- [Given request]:
From the entries that follow, extract each line holding the string "siguientes".

- [Provided data]:
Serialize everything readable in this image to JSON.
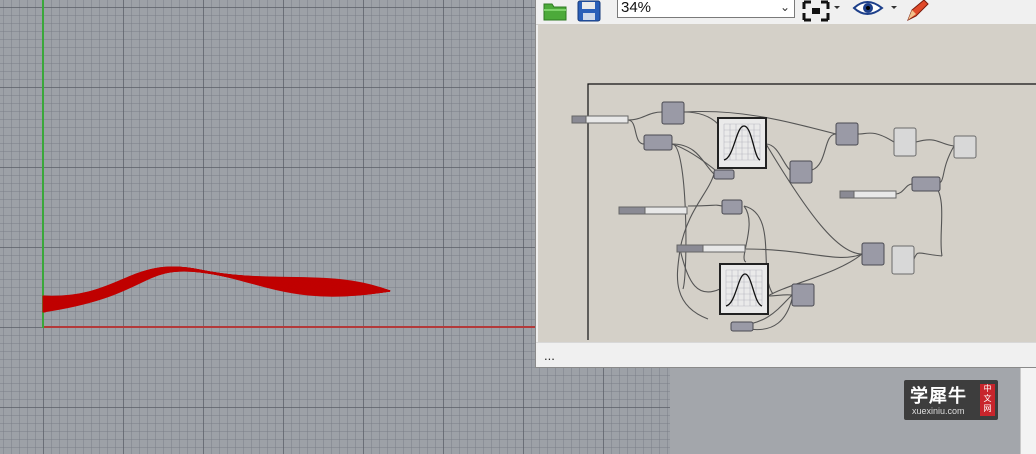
{
  "toolbar": {
    "zoom_level": "34%",
    "open_icon": "folder-open-icon",
    "save_icon": "floppy-save-icon",
    "zoom_extents_icon": "zoom-extents-icon",
    "preview_icon": "eye-icon",
    "sketch_icon": "pen-icon"
  },
  "status_bar": {
    "text": "..."
  },
  "watermark": {
    "title": "学犀牛",
    "site": "xuexiniu.com",
    "badge": "中文网"
  },
  "colors": {
    "loft_surface": "#c00000",
    "canvas_bg": "#d4d0c8",
    "component": "#9a9aa6",
    "x_axis": "#b33a3a",
    "y_axis": "#3aa83a"
  }
}
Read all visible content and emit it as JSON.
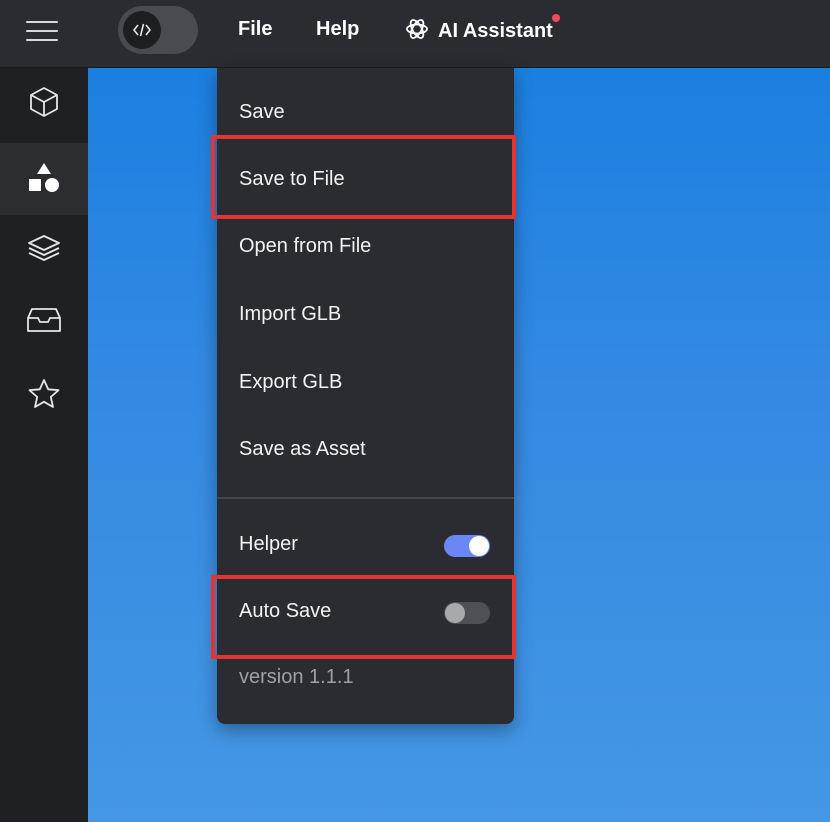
{
  "topbar": {
    "code_toggle_icon": "code-icon",
    "menu": {
      "file": "File",
      "help": "Help"
    },
    "ai_assistant": {
      "label": "AI Assistant",
      "icon": "openai-icon",
      "has_notification": true,
      "notification_color": "#ef4a5e"
    }
  },
  "sidebar": {
    "items": [
      {
        "icon": "cube-icon",
        "active": false
      },
      {
        "icon": "shapes-icon",
        "active": true
      },
      {
        "icon": "layers-icon",
        "active": false
      },
      {
        "icon": "inbox-icon",
        "active": false
      },
      {
        "icon": "star-icon",
        "active": false
      }
    ]
  },
  "file_menu": {
    "items": [
      {
        "label": "Save"
      },
      {
        "label": "Save to File",
        "highlighted": true
      },
      {
        "label": "Open from File"
      },
      {
        "label": "Import GLB"
      },
      {
        "label": "Export GLB"
      },
      {
        "label": "Save as Asset"
      }
    ],
    "toggles": [
      {
        "label": "Helper",
        "checked": true
      },
      {
        "label": "Auto Save",
        "checked": false,
        "highlighted": true
      }
    ],
    "version": "version 1.1.1"
  },
  "colors": {
    "accent_toggle_on": "#6b87f5",
    "highlight_box": "#e3342f",
    "canvas_top": "#1b7fe0",
    "canvas_bottom": "#4497e4"
  }
}
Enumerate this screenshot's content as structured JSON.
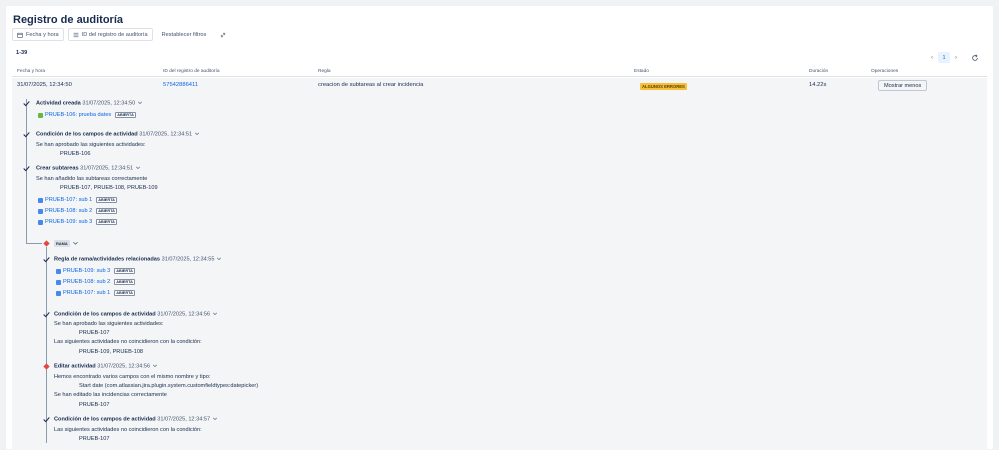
{
  "page_title": "Registro de auditoría",
  "toolbar": {
    "date_filter": "Fecha y hora",
    "id_filter": "ID del registro de auditoría",
    "reset_filters": "Restablecer filtros"
  },
  "result_count": "1-39",
  "pagination": {
    "current": "1"
  },
  "table": {
    "headers": [
      "Fecha y hora",
      "ID del registro de auditoría",
      "Regla",
      "Estado",
      "Duración",
      "Operaciones"
    ],
    "row": {
      "datetime": "31/07/2025, 12:34:50",
      "audit_id": "57542886411",
      "rule": "creacion de subtareas al crear incidencia",
      "status": "ALGUNOS ERRORES",
      "duration": "14.22s",
      "action": "Mostrar menos"
    }
  },
  "detail": {
    "activity_created": {
      "title": "Actividad creada",
      "time": "31/07/2025, 12:34:50",
      "issue": "PRUEB-106: prueba dates",
      "issue_status": "ABIERTA"
    },
    "condition1": {
      "title": "Condición de los campos de actividad",
      "time": "31/07/2025, 12:34:51",
      "text": "Se han aprobado las siguientes actividades:",
      "issues": "PRUEB-106"
    },
    "create_subtasks": {
      "title": "Crear subtareas",
      "time": "31/07/2025, 12:34:51",
      "text": "Se han añadido las subtareas correctamente",
      "issues": "PRUEB-107, PRUEB-108, PRUEB-109",
      "links": [
        {
          "label": "PRUEB-107: sub 1",
          "status": "ABIERTA"
        },
        {
          "label": "PRUEB-108: sub 2",
          "status": "ABIERTA"
        },
        {
          "label": "PRUEB-109: sub 3",
          "status": "ABIERTA"
        }
      ]
    },
    "branch": {
      "label": "RAMA"
    },
    "branch_rule": {
      "title": "Regla de rama/actividades relacionadas",
      "time": "31/07/2025, 12:34:55",
      "links": [
        {
          "label": "PRUEB-109: sub 3",
          "status": "ABIERTA"
        },
        {
          "label": "PRUEB-108: sub 2",
          "status": "ABIERTA"
        },
        {
          "label": "PRUEB-107: sub 1",
          "status": "ABIERTA"
        }
      ]
    },
    "condition2": {
      "title": "Condición de los campos de actividad",
      "time": "31/07/2025, 12:34:56",
      "text1": "Se han aprobado las siguientes actividades:",
      "issues1": "PRUEB-107",
      "text2": "Las siguientes actividades no coincidieron con la condición:",
      "issues2": "PRUEB-109, PRUEB-108"
    },
    "edit_activity": {
      "title": "Editar actividad",
      "time": "31/07/2025, 12:34:56",
      "text1": "Hemos encontrado varios campos con el mismo nombre y tipo:",
      "field": "Start date (com.atlassian.jira.plugin.system.customfieldtypes:datepicker)",
      "text2": "Se han editado las incidencias correctamente",
      "issues": "PRUEB-107"
    },
    "condition3": {
      "title": "Condición de los campos de actividad",
      "time": "31/07/2025, 12:34:57",
      "text": "Las siguientes actividades no coincidieron con la condición:",
      "issues": "PRUEB-107"
    }
  },
  "colors": {
    "link": "#0c66e4",
    "error_badge": "#f8c03a",
    "error_icon": "#e2483d",
    "success_check": "#172b4d"
  },
  "icons": {
    "check": "check-icon",
    "error": "error-diamond-icon",
    "chevron": "chevron-down-icon",
    "calendar": "calendar-icon",
    "list": "list-icon",
    "link": "link-icon",
    "refresh": "refresh-icon"
  }
}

- [Written reply]:
      "text": "Se han aprobado las siguientes actividades:",
      "text1": "Se han aprobado las siguientes actividades:",
      "text2": "Las siguientes actividades no coincidieron con la condición:",
      "text": "Las siguientes actividades no coincidieron con la condición:",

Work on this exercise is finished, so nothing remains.